### Short exercise:
Sort through the data and copy the lines holding the word "python".

### Dataset excerpts:

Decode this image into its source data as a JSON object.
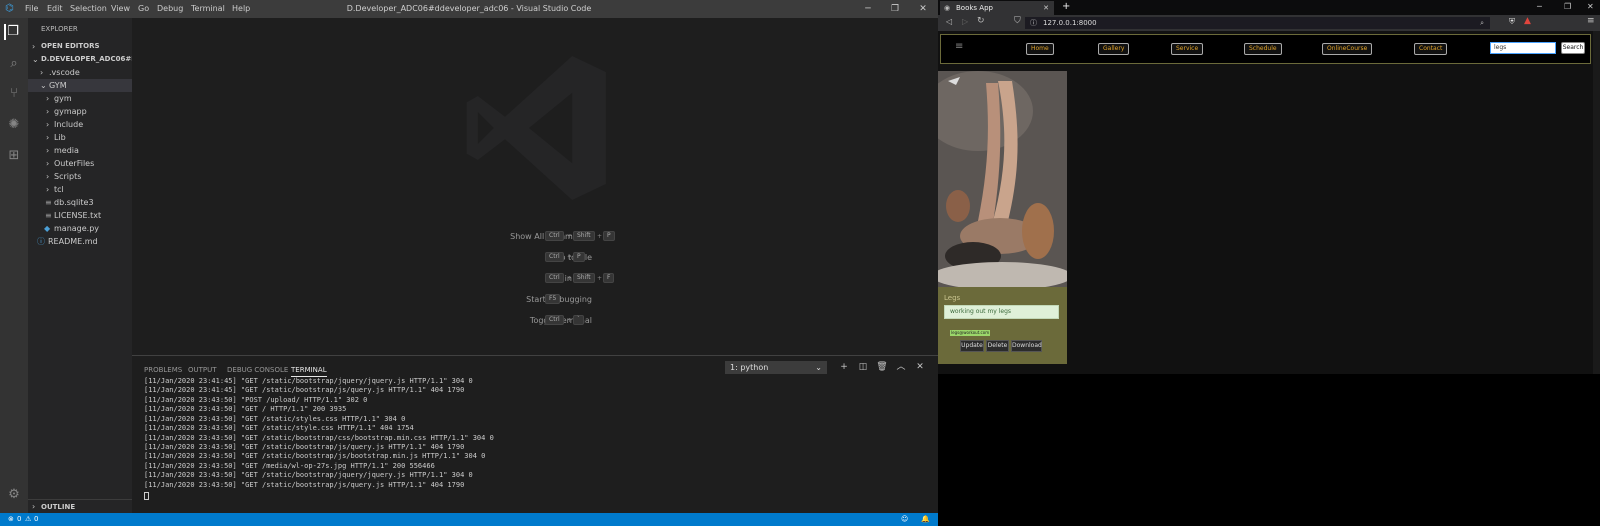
{
  "vscode": {
    "menu": [
      "File",
      "Edit",
      "Selection",
      "View",
      "Go",
      "Debug",
      "Terminal",
      "Help"
    ],
    "window_title": "D.Developer_ADC06#ddeveloper_adc06 - Visual Studio Code",
    "explorer_header": "EXPLORER",
    "open_editors": "OPEN EDITORS",
    "folder_root": "D.DEVELOPER_ADC06#DDE...",
    "tree": [
      {
        "label": ".vscode",
        "type": "folder"
      },
      {
        "label": "GYM",
        "type": "folder-open"
      },
      {
        "label": "gym",
        "type": "folder"
      },
      {
        "label": "gymapp",
        "type": "folder"
      },
      {
        "label": "Include",
        "type": "folder"
      },
      {
        "label": "Lib",
        "type": "folder"
      },
      {
        "label": "media",
        "type": "folder"
      },
      {
        "label": "OuterFiles",
        "type": "folder"
      },
      {
        "label": "Scripts",
        "type": "folder"
      },
      {
        "label": "tcl",
        "type": "folder"
      },
      {
        "label": "db.sqlite3",
        "type": "file"
      },
      {
        "label": "LICENSE.txt",
        "type": "file"
      },
      {
        "label": "manage.py",
        "type": "python-file"
      },
      {
        "label": "README.md",
        "type": "info-file"
      }
    ],
    "outline": "OUTLINE",
    "shortcuts": [
      {
        "label": "Show All Commands",
        "keys": [
          "Ctrl",
          "Shift",
          "P"
        ]
      },
      {
        "label": "Go to File",
        "keys": [
          "Ctrl",
          "P"
        ]
      },
      {
        "label": "Find in Files",
        "keys": [
          "Ctrl",
          "Shift",
          "F"
        ]
      },
      {
        "label": "Start Debugging",
        "keys": [
          "F5"
        ]
      },
      {
        "label": "Toggle Terminal",
        "keys": [
          "Ctrl",
          "`"
        ]
      }
    ],
    "panel_tabs": [
      "PROBLEMS",
      "OUTPUT",
      "DEBUG CONSOLE",
      "TERMINAL"
    ],
    "terminal_select": "1: python",
    "terminal_lines": [
      "[11/Jan/2020 23:41:45] \"GET /static/bootstrap/jquery/jquery.js HTTP/1.1\" 304 0",
      "[11/Jan/2020 23:41:45] \"GET /static/bootstrap/js/query.js HTTP/1.1\" 404 1790",
      "[11/Jan/2020 23:43:50] \"POST /upload/ HTTP/1.1\" 302 0",
      "[11/Jan/2020 23:43:50] \"GET / HTTP/1.1\" 200 3935",
      "[11/Jan/2020 23:43:50] \"GET /static/styles.css HTTP/1.1\" 304 0",
      "[11/Jan/2020 23:43:50] \"GET /static/style.css HTTP/1.1\" 404 1754",
      "[11/Jan/2020 23:43:50] \"GET /static/bootstrap/css/bootstrap.min.css HTTP/1.1\" 304 0",
      "[11/Jan/2020 23:43:50] \"GET /static/bootstrap/js/query.js HTTP/1.1\" 404 1790",
      "[11/Jan/2020 23:43:50] \"GET /static/bootstrap/js/bootstrap.min.js HTTP/1.1\" 304 0",
      "[11/Jan/2020 23:43:50] \"GET /media/wl-op-27s.jpg HTTP/1.1\" 200 556466",
      "[11/Jan/2020 23:43:50] \"GET /static/bootstrap/jquery/jquery.js HTTP/1.1\" 304 0",
      "[11/Jan/2020 23:43:50] \"GET /static/bootstrap/js/query.js HTTP/1.1\" 404 1790"
    ],
    "status_errors": "0",
    "status_warnings": "0"
  },
  "browser": {
    "tab_title": "Books App",
    "url": "127.0.0.1:8000",
    "nav_buttons": [
      "Home",
      "Gallery",
      "Service",
      "Schedule",
      "OnlineCourse",
      "Contact"
    ],
    "search_value": "legs",
    "search_button": "Search",
    "card": {
      "title": "Legs",
      "description": "working out my legs",
      "tag": "legs@workout.com",
      "buttons": [
        "Update",
        "Delete",
        "Download"
      ]
    }
  },
  "colors": {
    "vscode_status": "#007acc",
    "nav_text": "#e3a52a",
    "card_bg": "#6b6a3a"
  }
}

### Solution below:
        "type": "python-file"
    "terminal_select": "1: python",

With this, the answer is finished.